* [Job]: Keep only the lines where "livingroom" appears.
++++ Entries provided
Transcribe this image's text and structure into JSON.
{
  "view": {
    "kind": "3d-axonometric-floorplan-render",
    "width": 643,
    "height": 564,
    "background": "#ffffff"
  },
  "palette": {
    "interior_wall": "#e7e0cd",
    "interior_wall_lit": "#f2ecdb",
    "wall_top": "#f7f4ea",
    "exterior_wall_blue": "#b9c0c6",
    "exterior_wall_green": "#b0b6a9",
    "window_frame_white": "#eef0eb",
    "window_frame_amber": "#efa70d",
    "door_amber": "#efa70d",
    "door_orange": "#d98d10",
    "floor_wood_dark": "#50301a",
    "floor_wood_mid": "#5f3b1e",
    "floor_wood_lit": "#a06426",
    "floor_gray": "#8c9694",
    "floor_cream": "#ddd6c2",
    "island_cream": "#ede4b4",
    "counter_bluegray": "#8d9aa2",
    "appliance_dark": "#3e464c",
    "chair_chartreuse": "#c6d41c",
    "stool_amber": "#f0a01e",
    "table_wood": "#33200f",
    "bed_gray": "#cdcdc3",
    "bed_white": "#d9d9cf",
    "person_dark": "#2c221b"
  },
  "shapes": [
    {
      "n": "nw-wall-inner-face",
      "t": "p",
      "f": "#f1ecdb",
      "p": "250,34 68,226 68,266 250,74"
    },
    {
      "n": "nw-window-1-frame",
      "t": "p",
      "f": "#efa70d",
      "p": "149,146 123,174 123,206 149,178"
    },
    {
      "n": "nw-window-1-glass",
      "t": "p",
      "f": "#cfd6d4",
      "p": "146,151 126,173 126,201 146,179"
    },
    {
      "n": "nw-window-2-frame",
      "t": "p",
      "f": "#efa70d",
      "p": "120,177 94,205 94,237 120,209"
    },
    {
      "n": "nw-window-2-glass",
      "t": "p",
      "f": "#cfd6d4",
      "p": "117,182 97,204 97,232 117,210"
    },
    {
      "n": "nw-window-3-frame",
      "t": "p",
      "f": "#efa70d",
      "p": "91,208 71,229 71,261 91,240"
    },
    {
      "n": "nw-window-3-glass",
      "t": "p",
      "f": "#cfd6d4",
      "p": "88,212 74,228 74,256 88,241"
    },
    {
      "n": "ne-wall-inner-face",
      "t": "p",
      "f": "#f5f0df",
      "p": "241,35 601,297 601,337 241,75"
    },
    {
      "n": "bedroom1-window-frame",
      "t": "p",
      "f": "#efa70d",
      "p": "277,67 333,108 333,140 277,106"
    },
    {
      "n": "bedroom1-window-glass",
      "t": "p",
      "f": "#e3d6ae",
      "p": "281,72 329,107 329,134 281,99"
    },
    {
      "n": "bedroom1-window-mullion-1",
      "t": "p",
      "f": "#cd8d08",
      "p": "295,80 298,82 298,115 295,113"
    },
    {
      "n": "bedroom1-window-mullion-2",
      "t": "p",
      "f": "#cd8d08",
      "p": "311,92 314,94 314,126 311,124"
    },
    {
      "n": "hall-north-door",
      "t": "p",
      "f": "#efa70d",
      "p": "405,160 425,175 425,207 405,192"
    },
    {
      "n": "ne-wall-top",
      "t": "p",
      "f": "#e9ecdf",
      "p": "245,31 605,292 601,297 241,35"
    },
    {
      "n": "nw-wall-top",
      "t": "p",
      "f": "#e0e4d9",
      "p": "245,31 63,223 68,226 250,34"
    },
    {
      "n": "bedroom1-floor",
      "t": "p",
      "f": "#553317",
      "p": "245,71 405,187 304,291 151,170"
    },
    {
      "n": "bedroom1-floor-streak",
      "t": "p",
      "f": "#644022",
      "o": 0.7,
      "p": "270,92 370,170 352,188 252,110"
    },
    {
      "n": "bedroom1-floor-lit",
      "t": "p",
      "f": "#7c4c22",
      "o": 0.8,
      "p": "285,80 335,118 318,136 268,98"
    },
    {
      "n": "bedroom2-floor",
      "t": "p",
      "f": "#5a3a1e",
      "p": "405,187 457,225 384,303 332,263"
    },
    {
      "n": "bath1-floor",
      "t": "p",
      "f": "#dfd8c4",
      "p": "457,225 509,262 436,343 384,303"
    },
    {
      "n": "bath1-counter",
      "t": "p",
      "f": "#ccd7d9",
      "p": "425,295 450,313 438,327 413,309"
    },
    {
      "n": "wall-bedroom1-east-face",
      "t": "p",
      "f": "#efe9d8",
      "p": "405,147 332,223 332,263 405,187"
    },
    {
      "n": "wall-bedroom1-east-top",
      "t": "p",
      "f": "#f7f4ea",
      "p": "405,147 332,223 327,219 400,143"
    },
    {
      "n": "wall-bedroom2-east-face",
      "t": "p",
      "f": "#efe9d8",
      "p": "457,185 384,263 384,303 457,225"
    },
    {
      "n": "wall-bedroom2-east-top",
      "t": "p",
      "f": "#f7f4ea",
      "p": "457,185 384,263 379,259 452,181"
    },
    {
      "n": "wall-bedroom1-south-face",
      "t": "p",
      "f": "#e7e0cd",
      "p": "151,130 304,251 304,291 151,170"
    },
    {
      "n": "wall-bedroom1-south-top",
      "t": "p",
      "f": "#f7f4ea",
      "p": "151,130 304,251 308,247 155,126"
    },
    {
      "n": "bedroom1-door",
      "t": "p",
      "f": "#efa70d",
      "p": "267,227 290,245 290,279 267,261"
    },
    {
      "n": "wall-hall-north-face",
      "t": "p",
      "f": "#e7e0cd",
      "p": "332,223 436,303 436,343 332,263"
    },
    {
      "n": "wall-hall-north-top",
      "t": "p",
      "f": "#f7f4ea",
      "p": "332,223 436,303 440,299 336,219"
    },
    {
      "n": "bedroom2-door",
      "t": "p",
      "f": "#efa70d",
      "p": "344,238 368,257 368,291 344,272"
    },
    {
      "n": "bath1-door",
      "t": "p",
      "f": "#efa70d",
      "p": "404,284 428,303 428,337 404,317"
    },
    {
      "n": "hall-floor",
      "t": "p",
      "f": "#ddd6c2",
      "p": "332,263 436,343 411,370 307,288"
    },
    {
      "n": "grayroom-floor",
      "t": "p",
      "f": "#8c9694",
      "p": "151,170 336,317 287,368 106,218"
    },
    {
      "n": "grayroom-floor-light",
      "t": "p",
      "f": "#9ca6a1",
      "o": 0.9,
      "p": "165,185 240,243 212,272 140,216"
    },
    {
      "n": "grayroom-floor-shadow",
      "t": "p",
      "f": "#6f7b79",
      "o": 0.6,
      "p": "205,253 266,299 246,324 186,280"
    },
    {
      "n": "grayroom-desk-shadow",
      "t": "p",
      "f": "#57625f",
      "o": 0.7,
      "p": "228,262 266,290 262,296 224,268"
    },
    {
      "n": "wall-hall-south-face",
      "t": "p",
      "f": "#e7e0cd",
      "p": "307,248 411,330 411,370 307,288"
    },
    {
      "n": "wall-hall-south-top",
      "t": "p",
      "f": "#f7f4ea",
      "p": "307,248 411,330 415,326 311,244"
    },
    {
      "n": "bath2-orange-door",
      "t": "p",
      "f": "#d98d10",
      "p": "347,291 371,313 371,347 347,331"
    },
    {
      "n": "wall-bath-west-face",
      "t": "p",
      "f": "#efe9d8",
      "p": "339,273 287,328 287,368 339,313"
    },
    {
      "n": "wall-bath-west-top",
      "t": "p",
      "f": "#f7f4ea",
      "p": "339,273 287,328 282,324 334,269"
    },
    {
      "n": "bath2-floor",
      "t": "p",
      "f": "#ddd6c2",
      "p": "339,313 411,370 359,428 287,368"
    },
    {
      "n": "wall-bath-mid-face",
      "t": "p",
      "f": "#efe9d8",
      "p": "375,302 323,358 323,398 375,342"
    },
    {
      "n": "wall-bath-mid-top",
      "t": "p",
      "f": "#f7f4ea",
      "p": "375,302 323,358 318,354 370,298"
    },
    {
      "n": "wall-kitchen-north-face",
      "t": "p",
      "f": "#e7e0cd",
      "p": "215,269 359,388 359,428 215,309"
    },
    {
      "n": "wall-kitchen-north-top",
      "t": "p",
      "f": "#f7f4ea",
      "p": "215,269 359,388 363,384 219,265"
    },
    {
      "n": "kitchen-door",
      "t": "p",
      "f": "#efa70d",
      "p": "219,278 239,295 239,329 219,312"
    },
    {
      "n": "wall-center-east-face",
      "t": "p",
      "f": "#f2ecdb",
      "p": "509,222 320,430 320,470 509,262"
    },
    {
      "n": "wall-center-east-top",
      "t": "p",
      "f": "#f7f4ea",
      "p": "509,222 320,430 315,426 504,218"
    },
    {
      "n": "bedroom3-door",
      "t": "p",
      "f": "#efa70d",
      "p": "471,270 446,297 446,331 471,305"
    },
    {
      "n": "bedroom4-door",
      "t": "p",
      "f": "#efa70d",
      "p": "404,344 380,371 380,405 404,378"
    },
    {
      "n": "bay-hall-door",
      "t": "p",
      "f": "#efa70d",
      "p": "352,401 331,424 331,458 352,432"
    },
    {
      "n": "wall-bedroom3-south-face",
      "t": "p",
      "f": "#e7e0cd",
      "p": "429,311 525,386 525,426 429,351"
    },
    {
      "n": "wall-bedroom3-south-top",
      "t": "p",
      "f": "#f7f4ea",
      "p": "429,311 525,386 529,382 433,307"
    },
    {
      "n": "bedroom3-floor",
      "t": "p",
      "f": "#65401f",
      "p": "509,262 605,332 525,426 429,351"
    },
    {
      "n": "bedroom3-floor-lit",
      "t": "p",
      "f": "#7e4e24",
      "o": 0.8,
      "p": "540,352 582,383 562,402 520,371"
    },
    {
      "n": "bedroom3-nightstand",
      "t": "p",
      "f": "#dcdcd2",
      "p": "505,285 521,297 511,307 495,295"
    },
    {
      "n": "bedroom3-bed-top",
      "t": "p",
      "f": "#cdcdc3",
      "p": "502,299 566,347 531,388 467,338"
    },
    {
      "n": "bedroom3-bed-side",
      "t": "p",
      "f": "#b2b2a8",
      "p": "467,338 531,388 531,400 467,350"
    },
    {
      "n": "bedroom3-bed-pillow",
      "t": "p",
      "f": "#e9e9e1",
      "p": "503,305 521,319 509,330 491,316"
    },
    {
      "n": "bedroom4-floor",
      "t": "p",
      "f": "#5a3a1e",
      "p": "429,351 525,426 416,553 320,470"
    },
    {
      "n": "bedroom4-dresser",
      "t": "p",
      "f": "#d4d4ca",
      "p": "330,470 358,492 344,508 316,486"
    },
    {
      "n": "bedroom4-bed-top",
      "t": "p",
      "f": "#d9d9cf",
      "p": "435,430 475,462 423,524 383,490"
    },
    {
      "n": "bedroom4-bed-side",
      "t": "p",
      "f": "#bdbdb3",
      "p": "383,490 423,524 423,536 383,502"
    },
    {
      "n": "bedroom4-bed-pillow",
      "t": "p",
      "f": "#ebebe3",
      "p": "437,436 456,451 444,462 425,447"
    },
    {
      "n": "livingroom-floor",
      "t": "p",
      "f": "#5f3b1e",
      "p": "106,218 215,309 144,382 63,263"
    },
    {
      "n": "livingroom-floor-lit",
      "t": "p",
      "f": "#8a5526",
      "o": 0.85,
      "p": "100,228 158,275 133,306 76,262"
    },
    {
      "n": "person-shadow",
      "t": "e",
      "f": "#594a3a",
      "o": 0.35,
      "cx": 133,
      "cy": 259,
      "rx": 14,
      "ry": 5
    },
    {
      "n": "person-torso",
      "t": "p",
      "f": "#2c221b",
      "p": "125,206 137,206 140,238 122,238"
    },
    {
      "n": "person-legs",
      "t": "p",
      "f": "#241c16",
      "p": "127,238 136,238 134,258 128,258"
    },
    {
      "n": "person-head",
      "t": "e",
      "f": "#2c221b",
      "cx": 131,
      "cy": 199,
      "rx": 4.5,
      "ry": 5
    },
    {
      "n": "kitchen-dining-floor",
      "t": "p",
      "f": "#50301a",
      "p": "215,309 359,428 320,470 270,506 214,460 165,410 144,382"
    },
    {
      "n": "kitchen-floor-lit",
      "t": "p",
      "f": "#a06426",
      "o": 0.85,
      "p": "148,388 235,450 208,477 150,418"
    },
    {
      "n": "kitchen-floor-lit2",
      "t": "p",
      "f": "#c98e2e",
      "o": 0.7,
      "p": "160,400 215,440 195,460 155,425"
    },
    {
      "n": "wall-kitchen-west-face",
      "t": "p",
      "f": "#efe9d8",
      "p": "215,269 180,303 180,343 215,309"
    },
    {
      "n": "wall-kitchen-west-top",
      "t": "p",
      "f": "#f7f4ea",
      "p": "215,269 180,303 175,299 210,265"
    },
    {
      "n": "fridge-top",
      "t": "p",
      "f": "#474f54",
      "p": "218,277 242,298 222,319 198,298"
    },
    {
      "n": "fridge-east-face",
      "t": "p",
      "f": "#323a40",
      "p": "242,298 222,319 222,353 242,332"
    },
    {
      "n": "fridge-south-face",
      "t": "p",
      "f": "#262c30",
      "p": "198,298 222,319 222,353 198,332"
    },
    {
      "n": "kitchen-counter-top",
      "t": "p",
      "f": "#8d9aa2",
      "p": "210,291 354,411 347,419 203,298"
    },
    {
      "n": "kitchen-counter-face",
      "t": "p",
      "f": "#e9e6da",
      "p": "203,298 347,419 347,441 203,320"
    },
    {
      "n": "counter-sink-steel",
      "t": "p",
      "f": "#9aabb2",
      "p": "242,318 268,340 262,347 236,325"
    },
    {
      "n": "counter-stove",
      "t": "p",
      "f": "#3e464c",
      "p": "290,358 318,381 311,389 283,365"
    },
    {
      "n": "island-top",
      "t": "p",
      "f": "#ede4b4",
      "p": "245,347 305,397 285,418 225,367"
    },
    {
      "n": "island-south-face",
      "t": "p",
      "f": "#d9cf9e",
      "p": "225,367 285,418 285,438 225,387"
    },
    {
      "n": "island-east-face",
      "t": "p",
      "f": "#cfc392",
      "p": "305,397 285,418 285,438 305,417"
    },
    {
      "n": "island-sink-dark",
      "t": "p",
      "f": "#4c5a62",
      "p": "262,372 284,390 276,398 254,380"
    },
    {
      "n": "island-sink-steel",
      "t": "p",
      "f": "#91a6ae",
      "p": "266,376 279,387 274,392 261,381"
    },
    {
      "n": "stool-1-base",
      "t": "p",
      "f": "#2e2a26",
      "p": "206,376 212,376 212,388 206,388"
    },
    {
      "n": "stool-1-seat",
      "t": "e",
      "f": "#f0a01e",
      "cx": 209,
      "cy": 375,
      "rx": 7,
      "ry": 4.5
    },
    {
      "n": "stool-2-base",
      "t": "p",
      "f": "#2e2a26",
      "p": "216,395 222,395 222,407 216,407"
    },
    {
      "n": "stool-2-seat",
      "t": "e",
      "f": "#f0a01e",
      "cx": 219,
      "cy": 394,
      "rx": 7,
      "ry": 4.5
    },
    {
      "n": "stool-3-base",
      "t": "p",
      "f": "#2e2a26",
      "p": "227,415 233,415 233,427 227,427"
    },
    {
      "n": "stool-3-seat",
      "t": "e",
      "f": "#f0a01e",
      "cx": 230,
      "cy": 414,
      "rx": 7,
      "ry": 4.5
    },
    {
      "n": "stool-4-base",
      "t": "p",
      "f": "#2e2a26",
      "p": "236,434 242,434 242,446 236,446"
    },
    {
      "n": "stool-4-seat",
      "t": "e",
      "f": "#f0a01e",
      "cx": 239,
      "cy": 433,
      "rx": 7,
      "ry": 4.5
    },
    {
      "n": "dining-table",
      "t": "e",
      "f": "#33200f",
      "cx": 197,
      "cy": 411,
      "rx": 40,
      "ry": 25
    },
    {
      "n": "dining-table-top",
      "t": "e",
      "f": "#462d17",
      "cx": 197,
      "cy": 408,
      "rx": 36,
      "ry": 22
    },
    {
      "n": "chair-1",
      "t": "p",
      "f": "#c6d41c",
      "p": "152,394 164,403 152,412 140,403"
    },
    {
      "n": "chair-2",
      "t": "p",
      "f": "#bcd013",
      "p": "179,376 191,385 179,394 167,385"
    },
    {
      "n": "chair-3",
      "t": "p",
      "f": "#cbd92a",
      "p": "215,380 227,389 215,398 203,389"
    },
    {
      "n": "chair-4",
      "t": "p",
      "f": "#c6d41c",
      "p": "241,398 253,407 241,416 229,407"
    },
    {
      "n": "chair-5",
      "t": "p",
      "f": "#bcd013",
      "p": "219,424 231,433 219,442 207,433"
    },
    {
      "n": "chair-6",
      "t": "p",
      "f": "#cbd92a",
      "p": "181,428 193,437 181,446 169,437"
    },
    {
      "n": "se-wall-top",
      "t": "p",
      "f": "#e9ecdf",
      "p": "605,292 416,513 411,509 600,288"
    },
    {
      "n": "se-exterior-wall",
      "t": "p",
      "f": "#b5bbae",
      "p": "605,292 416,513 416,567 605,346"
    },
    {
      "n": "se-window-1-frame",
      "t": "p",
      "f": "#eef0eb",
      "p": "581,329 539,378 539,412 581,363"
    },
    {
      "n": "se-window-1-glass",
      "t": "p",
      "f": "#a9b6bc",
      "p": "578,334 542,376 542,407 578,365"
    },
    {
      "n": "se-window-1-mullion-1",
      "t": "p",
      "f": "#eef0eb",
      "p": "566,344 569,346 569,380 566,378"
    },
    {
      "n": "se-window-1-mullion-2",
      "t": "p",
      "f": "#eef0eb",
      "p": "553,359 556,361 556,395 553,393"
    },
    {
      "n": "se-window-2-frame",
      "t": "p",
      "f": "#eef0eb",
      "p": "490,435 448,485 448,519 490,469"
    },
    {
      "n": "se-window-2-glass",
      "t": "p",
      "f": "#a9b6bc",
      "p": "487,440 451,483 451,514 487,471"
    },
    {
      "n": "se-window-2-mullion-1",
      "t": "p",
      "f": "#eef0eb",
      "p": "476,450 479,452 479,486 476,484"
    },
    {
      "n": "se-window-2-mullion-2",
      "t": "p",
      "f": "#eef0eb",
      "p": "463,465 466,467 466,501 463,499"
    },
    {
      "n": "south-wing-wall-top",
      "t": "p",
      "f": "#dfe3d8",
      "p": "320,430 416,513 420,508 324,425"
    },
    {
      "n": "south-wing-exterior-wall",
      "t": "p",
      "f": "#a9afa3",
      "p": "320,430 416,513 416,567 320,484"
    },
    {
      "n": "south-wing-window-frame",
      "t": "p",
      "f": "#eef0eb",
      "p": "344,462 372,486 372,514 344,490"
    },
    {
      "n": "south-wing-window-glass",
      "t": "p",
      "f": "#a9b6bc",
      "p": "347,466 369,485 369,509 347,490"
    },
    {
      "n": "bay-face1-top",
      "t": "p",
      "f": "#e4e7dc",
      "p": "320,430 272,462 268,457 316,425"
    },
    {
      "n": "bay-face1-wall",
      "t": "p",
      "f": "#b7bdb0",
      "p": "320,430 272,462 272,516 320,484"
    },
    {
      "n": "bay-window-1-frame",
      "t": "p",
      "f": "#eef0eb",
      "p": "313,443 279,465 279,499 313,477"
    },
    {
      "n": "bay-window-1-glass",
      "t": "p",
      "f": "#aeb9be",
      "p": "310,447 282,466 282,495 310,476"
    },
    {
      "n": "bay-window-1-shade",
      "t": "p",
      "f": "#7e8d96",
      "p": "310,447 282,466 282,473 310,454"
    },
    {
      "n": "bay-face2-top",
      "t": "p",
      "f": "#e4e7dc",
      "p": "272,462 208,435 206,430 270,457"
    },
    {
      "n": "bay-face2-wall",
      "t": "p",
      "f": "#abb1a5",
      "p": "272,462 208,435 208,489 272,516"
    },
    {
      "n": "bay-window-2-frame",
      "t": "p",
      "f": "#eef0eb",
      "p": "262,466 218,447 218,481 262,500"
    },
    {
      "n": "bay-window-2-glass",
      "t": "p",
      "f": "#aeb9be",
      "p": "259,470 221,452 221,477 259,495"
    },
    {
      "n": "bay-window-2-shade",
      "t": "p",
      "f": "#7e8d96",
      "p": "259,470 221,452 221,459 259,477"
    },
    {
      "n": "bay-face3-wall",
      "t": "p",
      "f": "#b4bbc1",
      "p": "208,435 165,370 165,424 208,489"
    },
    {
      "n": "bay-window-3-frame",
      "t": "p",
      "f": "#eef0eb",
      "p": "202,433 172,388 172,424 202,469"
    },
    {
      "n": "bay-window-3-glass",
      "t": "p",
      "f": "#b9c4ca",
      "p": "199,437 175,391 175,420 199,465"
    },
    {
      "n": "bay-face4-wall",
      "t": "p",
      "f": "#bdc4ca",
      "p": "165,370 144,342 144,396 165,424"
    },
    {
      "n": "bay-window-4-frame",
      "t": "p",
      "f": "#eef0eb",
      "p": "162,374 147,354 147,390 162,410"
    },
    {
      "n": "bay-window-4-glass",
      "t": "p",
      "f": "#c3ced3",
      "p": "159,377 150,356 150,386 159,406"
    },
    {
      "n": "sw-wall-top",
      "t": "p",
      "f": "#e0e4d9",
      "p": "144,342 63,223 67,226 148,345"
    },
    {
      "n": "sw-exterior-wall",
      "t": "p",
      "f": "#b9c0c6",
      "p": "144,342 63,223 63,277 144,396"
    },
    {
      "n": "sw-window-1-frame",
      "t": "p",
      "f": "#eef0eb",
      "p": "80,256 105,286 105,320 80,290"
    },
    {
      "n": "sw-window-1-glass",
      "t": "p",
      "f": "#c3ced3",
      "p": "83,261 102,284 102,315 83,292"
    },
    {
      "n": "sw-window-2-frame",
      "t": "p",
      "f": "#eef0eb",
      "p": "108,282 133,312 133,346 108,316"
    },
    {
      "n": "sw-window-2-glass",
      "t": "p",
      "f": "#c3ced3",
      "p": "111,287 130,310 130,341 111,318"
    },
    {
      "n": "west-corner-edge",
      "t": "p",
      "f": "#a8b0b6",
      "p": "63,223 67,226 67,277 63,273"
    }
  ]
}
++++++++
* [Reply to the exercise]:
      "n": "livingroom-floor",
      "n": "livingroom-floor-lit",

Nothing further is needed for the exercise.